_Short exercise_.
Extract the full listing verbatim and drop any pictures from your copy.

╭──

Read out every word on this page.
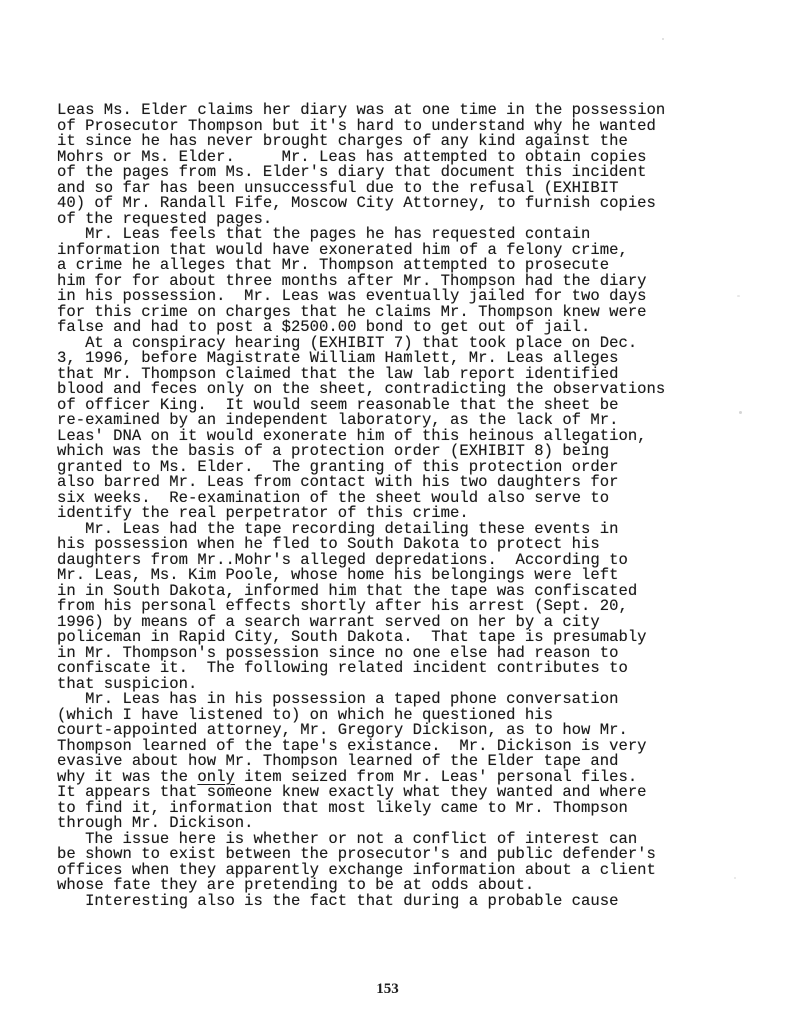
Leas Ms. Elder claims her diary was at one time in the possession
of Prosecutor Thompson but it's hard to understand why he wanted
it since he has never brought charges of any kind against the
Mohrs or Ms. Elder.     Mr. Leas has attempted to obtain copies
of the pages from Ms. Elder's diary that document this incident
and so far has been unsuccessful due to the refusal (EXHIBIT
40) of Mr. Randall Fife, Moscow City Attorney, to furnish copies
of the requested pages.
Mr. Leas feels that the pages he has requested contain
information that would have exonerated him of a felony crime,
a crime he alleges that Mr. Thompson attempted to prosecute
him for for about three months after Mr. Thompson had the diary
in his possession.  Mr. Leas was eventually jailed for two days
for this crime on charges that he claims Mr. Thompson knew were
false and had to post a $2500.00 bond to get out of jail.
At a conspiracy hearing (EXHIBIT 7) that took place on Dec.
3, 1996, before Magistrate William Hamlett, Mr. Leas alleges
that Mr. Thompson claimed that the law lab report identified
blood and feces only on the sheet, contradicting the observations
of officer King.  It would seem reasonable that the sheet be
re-examined by an independent laboratory, as the lack of Mr.
Leas' DNA on it would exonerate him of this heinous allegation,
which was the basis of a protection order (EXHIBIT 8) being
granted to Ms. Elder.  The granting of this protection order
also barred Mr. Leas from contact with his two daughters for
six weeks.  Re-examination of the sheet would also serve to
identify the real perpetrator of this crime.
Mr. Leas had the tape recording detailing these events in
his possession when he fled to South Dakota to protect his
daughters from Mr..Mohr's alleged depredations.  According to
Mr. Leas, Ms. Kim Poole, whose home his belongings were left
in in South Dakota, informed him that the tape was confiscated
from his personal effects shortly after his arrest (Sept. 20,
1996) by means of a search warrant served on her by a city
policeman in Rapid City, South Dakota.  That tape is presumably
in Mr. Thompson's possession since no one else had reason to
confiscate it.  The following related incident contributes to
that suspicion.
Mr. Leas has in his possession a taped phone conversation
(which I have listened to) on which he questioned his
court-appointed attorney, Mr. Gregory Dickison, as to how Mr.
Thompson learned of the tape's existance.  Mr. Dickison is very
evasive about how Mr. Thompson learned of the Elder tape and
why it was the only item seized from Mr. Leas' personal files.
It appears that someone knew exactly what they wanted and where
to find it, information that most likely came to Mr. Thompson
through Mr. Dickison.
The issue here is whether or not a conflict of interest can
be shown to exist between the prosecutor's and public defender's
offices when they apparently exchange information about a client
whose fate they are pretending to be at odds about.
Interesting also is the fact that during a probable cause
153
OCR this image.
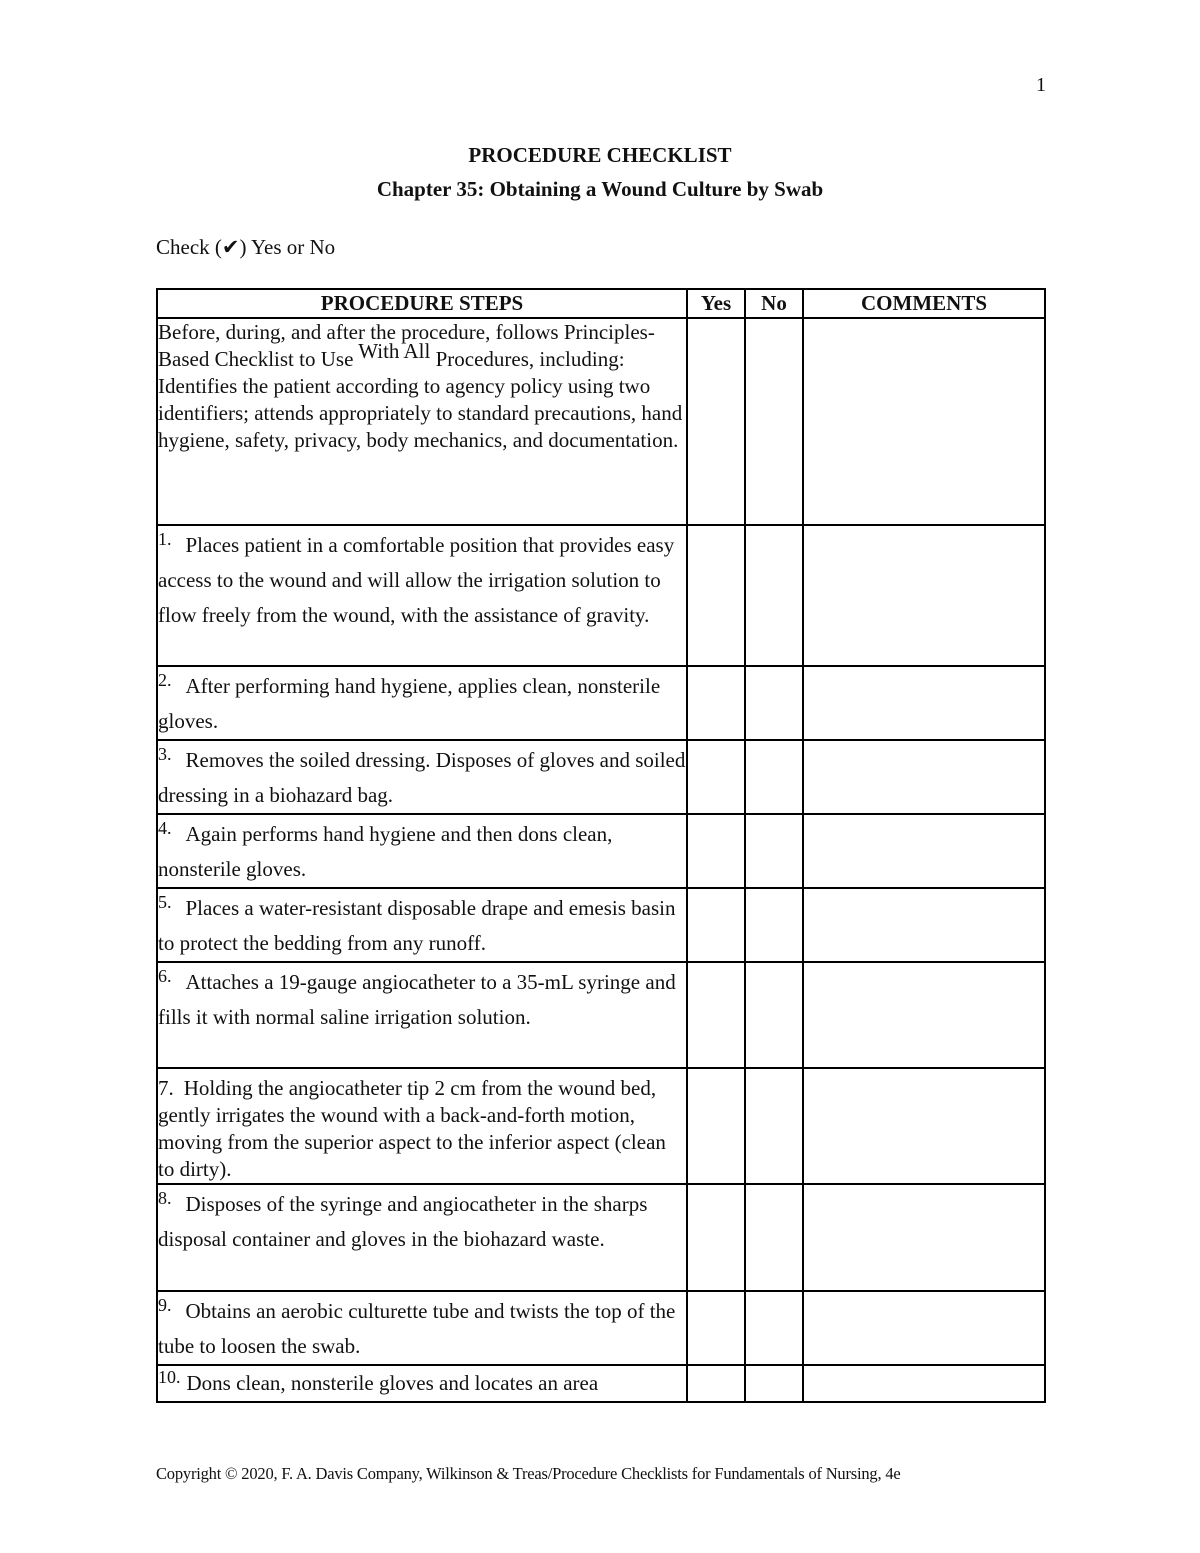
1
PROCEDURE CHECKLIST
Chapter 35: Obtaining a Wound Culture by Swab
Check (✔) Yes or No
PROCEDURE STEPS	Yes	No	COMMENTS
Before, during, and after the procedure, follows Principles-Based Checklist to Use With All Procedures, including: Identifies the patient according to agency policy using two identifiers; attends appropriately to standard precautions, hand hygiene, safety, privacy, body mechanics, and documentation.			
1. Places patient in a comfortable position that provides easy access to the wound and will allow the irrigation solution to flow freely from the wound, with the assistance of gravity.			
2. After performing hand hygiene, applies clean, nonsterile gloves.			
3. Removes the soiled dressing. Disposes of gloves and soiled dressing in a biohazard bag.			
4. Again performs hand hygiene and then dons clean, nonsterile gloves.			
5. Places a water-resistant disposable drape and emesis basin to protect the bedding from any runoff.			
6. Attaches a 19-gauge angiocatheter to a 35-mL syringe and fills it with normal saline irrigation solution.			
7. Holding the angiocatheter tip 2 cm from the wound bed, gently irrigates the wound with a back-and-forth motion, moving from the superior aspect to the inferior aspect (clean to dirty).			
8. Disposes of the syringe and angiocatheter in the sharps disposal container and gloves in the biohazard waste.			
9. Obtains an aerobic culturette tube and twists the top of the tube to loosen the swab.			
10. Dons clean, nonsterile gloves and locates an area			
Copyright © 2020, F. A. Davis Company, Wilkinson & Treas/Procedure Checklists for Fundamentals of Nursing, 4e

╰──

_Expected answer_.
Read out every word on this page.
Leas Ms. Elder claims her diary was at one time in the possession
of Prosecutor Thompson but it's hard to understand why he wanted
it since he has never brought charges of any kind against the
Mohrs or Ms. Elder.     Mr. Leas has attempted to obtain copies
of the pages from Ms. Elder's diary that document this incident
and so far has been unsuccessful due to the refusal (EXHIBIT
40) of Mr. Randall Fife, Moscow City Attorney, to furnish copies
of the requested pages.
Mr. Leas feels that the pages he has requested contain
information that would have exonerated him of a felony crime,
a crime he alleges that Mr. Thompson attempted to prosecute
him for for about three months after Mr. Thompson had the diary
in his possession.  Mr. Leas was eventually jailed for two days
for this crime on charges that he claims Mr. Thompson knew were
false and had to post a $2500.00 bond to get out of jail.
At a conspiracy hearing (EXHIBIT 7) that took place on Dec.
3, 1996, before Magistrate William Hamlett, Mr. Leas alleges
that Mr. Thompson claimed that the law lab report identified
blood and feces only on the sheet, contradicting the observations
of officer King.  It would seem reasonable that the sheet be
re-examined by an independent laboratory, as the lack of Mr.
Leas' DNA on it would exonerate him of this heinous allegation,
which was the basis of a protection order (EXHIBIT 8) being
granted to Ms. Elder.  The granting of this protection order
also barred Mr. Leas from contact with his two daughters for
six weeks.  Re-examination of the sheet would also serve to
identify the real perpetrator of this crime.
Mr. Leas had the tape recording detailing these events in
his possession when he fled to South Dakota to protect his
daughters from Mr..Mohr's alleged depredations.  According to
Mr. Leas, Ms. Kim Poole, whose home his belongings were left
in in South Dakota, informed him that the tape was confiscated
from his personal effects shortly after his arrest (Sept. 20,
1996) by means of a search warrant served on her by a city
policeman in Rapid City, South Dakota.  That tape is presumably
in Mr. Thompson's possession since no one else had reason to
confiscate it.  The following related incident contributes to
that suspicion.
Mr. Leas has in his possession a taped phone conversation
(which I have listened to) on which he questioned his
court-appointed attorney, Mr. Gregory Dickison, as to how Mr.
Thompson learned of the tape's existance.  Mr. Dickison is very
evasive about how Mr. Thompson learned of the Elder tape and
why it was the only item seized from Mr. Leas' personal files.
It appears that someone knew exactly what they wanted and where
to find it, information that most likely came to Mr. Thompson
through Mr. Dickison.
The issue here is whether or not a conflict of interest can
be shown to exist between the prosecutor's and public defender's
offices when they apparently exchange information about a client
whose fate they are pretending to be at odds about.
Interesting also is the fact that during a probable cause
153
OCR this image.
1
PROCEDURE CHECKLIST
Chapter 35: Obtaining a Wound Culture by Swab
Check (✔) Yes or No
PROCEDURE STEPS	Yes	No	COMMENTS
Before, during, and after the procedure, follows Principles-Based Checklist to Use With All Procedures, including: Identifies the patient according to agency policy using two identifiers; attends appropriately to standard precautions, hand hygiene, safety, privacy, body mechanics, and documentation.			
1. Places patient in a comfortable position that provides easy access to the wound and will allow the irrigation solution to flow freely from the wound, with the assistance of gravity.			
2. After performing hand hygiene, applies clean, nonsterile gloves.			
3. Removes the soiled dressing. Disposes of gloves and soiled dressing in a biohazard bag.			
4. Again performs hand hygiene and then dons clean, nonsterile gloves.			
5. Places a water-resistant disposable drape and emesis basin to protect the bedding from any runoff.			
6. Attaches a 19-gauge angiocatheter to a 35-mL syringe and fills it with normal saline irrigation solution.			
7. Holding the angiocatheter tip 2 cm from the wound bed, gently irrigates the wound with a back-and-forth motion, moving from the superior aspect to the inferior aspect (clean to dirty).			
8. Disposes of the syringe and angiocatheter in the sharps disposal container and gloves in the biohazard waste.			
9. Obtains an aerobic culturette tube and twists the top of the tube to loosen the swab.			
10. Dons clean, nonsterile gloves and locates an area			
Copyright © 2020, F. A. Davis Company, Wilkinson & Treas/Procedure Checklists for Fundamentals of Nursing, 4e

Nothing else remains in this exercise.